[Items from a data source]
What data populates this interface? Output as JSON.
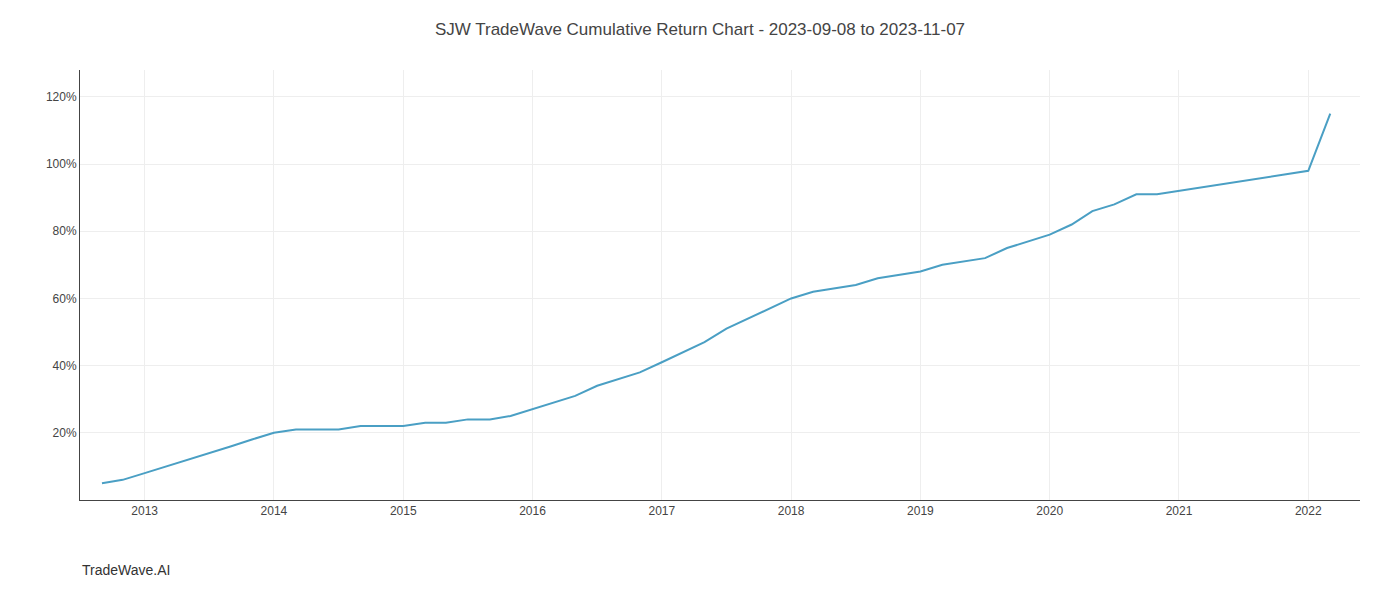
{
  "chart_data": {
    "type": "line",
    "title": "SJW TradeWave Cumulative Return Chart - 2023-09-08 to 2023-11-07",
    "annotations": [
      {
        "text": "TradeWave.AI"
      }
    ],
    "x": [
      2012.67,
      2012.83,
      2013.0,
      2013.17,
      2013.33,
      2013.5,
      2013.67,
      2013.83,
      2014.0,
      2014.17,
      2014.33,
      2014.5,
      2014.67,
      2014.83,
      2015.0,
      2015.17,
      2015.33,
      2015.5,
      2015.67,
      2015.83,
      2016.0,
      2016.17,
      2016.33,
      2016.5,
      2016.67,
      2016.83,
      2017.0,
      2017.17,
      2017.33,
      2017.5,
      2017.67,
      2017.83,
      2018.0,
      2018.17,
      2018.33,
      2018.5,
      2018.67,
      2018.83,
      2019.0,
      2019.17,
      2019.33,
      2019.5,
      2019.67,
      2019.83,
      2020.0,
      2020.17,
      2020.33,
      2020.5,
      2020.67,
      2020.83,
      2021.0,
      2021.17,
      2021.33,
      2021.5,
      2021.67,
      2021.83,
      2022.0,
      2022.17
    ],
    "values": [
      5,
      6,
      8,
      10,
      12,
      14,
      16,
      18,
      20,
      21,
      21,
      21,
      22,
      22,
      22,
      23,
      23,
      24,
      24,
      25,
      27,
      29,
      31,
      34,
      36,
      38,
      41,
      44,
      47,
      51,
      54,
      57,
      60,
      62,
      63,
      64,
      66,
      67,
      68,
      70,
      71,
      72,
      75,
      77,
      79,
      82,
      86,
      88,
      91,
      91,
      92,
      93,
      94,
      95,
      96,
      97,
      98,
      115
    ],
    "color": "#4a9fc4",
    "xlim": [
      2012.5,
      2022.4
    ],
    "xticks": [
      2013,
      2014,
      2015,
      2016,
      2017,
      2018,
      2019,
      2020,
      2021,
      2022
    ],
    "ylim": [
      0,
      128
    ],
    "yticks": [
      {
        "value": 20,
        "label": "20%"
      },
      {
        "value": 40,
        "label": "40%"
      },
      {
        "value": 60,
        "label": "60%"
      },
      {
        "value": 80,
        "label": "80%"
      },
      {
        "value": 100,
        "label": "100%"
      },
      {
        "value": 120,
        "label": "120%"
      }
    ],
    "grid": true
  }
}
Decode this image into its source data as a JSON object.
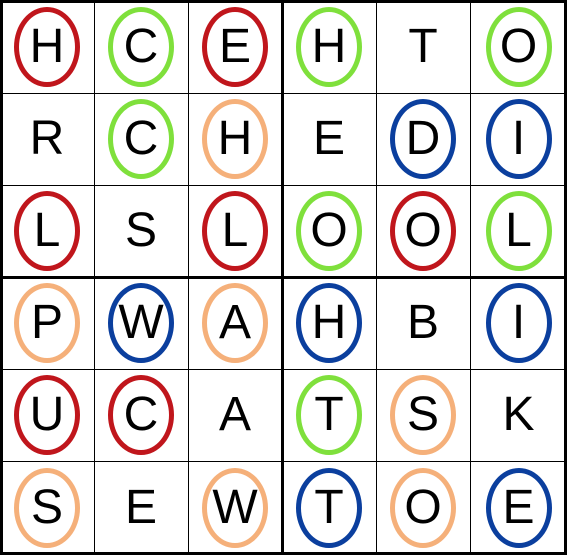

• _TASK PROMPT_
Leaving the pictures aside, transcribe the entire listing exactly.

• _EXERCISE SOLUTION_
What data populates this interface? Output as JSON.
{
  "chart_data": {
    "type": "line",
    "title": "SJW TradeWave Cumulative Return Chart - 2023-09-08 to 2023-11-07",
    "annotations": [
      {
        "text": "TradeWave.AI"
      }
    ],
    "x": [
      2012.67,
      2012.83,
      2013.0,
      2013.17,
      2013.33,
      2013.5,
      2013.67,
      2013.83,
      2014.0,
      2014.17,
      2014.33,
      2014.5,
      2014.67,
      2014.83,
      2015.0,
      2015.17,
      2015.33,
      2015.5,
      2015.67,
      2015.83,
      2016.0,
      2016.17,
      2016.33,
      2016.5,
      2016.67,
      2016.83,
      2017.0,
      2017.17,
      2017.33,
      2017.5,
      2017.67,
      2017.83,
      2018.0,
      2018.17,
      2018.33,
      2018.5,
      2018.67,
      2018.83,
      2019.0,
      2019.17,
      2019.33,
      2019.5,
      2019.67,
      2019.83,
      2020.0,
      2020.17,
      2020.33,
      2020.5,
      2020.67,
      2020.83,
      2021.0,
      2021.17,
      2021.33,
      2021.5,
      2021.67,
      2021.83,
      2022.0,
      2022.17
    ],
    "values": [
      5,
      6,
      8,
      10,
      12,
      14,
      16,
      18,
      20,
      21,
      21,
      21,
      22,
      22,
      22,
      23,
      23,
      24,
      24,
      25,
      27,
      29,
      31,
      34,
      36,
      38,
      41,
      44,
      47,
      51,
      54,
      57,
      60,
      62,
      63,
      64,
      66,
      67,
      68,
      70,
      71,
      72,
      75,
      77,
      79,
      82,
      86,
      88,
      91,
      91,
      92,
      93,
      94,
      95,
      96,
      97,
      98,
      115
    ],
    "color": "#4a9fc4",
    "xlim": [
      2012.5,
      2022.4
    ],
    "xticks": [
      2013,
      2014,
      2015,
      2016,
      2017,
      2018,
      2019,
      2020,
      2021,
      2022
    ],
    "ylim": [
      0,
      128
    ],
    "yticks": [
      {
        "value": 20,
        "label": "20%"
      },
      {
        "value": 40,
        "label": "40%"
      },
      {
        "value": 60,
        "label": "60%"
      },
      {
        "value": 80,
        "label": "80%"
      },
      {
        "value": 100,
        "label": "100%"
      },
      {
        "value": 120,
        "label": "120%"
      }
    ],
    "grid": true
  }
}
Decode this image into its source data as a JSON object.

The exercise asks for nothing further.